[Brief]:
Pick out the lines below with "structured" and list them.

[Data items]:
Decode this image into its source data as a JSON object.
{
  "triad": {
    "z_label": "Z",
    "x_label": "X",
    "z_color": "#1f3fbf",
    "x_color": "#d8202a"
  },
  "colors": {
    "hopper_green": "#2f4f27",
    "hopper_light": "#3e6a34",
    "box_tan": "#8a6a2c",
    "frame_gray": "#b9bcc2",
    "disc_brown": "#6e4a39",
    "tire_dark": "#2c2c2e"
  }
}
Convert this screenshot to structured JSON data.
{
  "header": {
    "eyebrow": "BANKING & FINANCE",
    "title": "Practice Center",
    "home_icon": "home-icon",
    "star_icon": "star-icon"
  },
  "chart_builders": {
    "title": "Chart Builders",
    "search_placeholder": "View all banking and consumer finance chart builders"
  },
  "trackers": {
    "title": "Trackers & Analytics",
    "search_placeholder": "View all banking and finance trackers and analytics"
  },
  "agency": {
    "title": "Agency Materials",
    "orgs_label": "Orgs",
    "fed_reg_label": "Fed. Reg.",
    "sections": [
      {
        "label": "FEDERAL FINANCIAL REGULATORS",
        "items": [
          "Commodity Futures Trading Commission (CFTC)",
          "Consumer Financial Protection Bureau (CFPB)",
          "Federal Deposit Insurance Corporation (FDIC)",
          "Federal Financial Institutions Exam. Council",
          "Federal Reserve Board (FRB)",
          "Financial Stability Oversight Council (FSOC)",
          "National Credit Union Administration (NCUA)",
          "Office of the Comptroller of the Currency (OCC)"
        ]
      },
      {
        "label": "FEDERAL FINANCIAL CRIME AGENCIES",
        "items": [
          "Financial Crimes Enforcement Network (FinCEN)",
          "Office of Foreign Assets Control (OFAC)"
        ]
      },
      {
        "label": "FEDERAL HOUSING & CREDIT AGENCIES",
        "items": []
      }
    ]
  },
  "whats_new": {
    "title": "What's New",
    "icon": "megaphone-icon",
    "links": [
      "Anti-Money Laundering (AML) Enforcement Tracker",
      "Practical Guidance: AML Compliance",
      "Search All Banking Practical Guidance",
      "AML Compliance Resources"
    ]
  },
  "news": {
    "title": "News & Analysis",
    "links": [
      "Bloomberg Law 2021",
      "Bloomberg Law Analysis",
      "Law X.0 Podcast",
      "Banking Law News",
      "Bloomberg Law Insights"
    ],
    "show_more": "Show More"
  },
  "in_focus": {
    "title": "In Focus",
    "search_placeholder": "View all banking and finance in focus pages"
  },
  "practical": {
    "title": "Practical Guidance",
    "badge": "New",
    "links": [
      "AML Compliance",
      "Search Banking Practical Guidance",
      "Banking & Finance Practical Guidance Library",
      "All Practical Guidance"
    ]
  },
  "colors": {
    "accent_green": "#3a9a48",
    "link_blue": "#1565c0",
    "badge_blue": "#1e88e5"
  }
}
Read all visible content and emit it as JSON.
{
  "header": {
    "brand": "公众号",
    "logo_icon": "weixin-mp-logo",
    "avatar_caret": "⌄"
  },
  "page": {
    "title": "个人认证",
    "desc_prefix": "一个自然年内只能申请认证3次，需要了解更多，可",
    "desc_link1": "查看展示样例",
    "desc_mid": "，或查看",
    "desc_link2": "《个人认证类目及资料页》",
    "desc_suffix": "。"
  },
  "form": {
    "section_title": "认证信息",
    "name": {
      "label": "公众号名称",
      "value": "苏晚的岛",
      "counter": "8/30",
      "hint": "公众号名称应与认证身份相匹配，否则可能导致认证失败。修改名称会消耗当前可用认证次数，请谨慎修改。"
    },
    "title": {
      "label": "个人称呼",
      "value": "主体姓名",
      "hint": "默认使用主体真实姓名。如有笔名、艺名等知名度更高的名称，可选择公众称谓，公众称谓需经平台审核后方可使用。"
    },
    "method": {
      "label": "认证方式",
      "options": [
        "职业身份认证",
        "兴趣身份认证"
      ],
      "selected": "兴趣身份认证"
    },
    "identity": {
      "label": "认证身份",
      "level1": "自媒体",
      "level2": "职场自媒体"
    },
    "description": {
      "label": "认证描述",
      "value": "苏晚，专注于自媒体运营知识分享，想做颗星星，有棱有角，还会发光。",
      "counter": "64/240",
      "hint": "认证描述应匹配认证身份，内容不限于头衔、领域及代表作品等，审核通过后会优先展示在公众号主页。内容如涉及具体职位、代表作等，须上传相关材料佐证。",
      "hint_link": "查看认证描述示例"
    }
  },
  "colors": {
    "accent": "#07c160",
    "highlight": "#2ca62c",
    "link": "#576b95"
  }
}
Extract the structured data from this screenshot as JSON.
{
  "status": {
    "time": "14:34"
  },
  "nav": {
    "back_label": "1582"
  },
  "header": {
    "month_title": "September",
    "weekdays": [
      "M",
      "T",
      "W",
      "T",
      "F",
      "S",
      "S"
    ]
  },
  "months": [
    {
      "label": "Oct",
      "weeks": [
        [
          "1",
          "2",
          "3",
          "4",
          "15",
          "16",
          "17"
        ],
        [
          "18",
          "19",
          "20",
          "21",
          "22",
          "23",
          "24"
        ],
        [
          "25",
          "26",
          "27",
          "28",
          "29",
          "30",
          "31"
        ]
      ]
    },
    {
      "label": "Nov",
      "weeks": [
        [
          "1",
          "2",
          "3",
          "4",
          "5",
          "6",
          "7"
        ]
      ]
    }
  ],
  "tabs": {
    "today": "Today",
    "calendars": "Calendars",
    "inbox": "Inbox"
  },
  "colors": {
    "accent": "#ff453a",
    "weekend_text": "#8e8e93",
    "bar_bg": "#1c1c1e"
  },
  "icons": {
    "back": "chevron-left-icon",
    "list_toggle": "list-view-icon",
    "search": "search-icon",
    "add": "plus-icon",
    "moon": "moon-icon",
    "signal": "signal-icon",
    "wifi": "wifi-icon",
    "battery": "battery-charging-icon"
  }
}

[In response]:
Convert this screenshot to structured JSON data.
Extract the structured data from this screenshot as JSON.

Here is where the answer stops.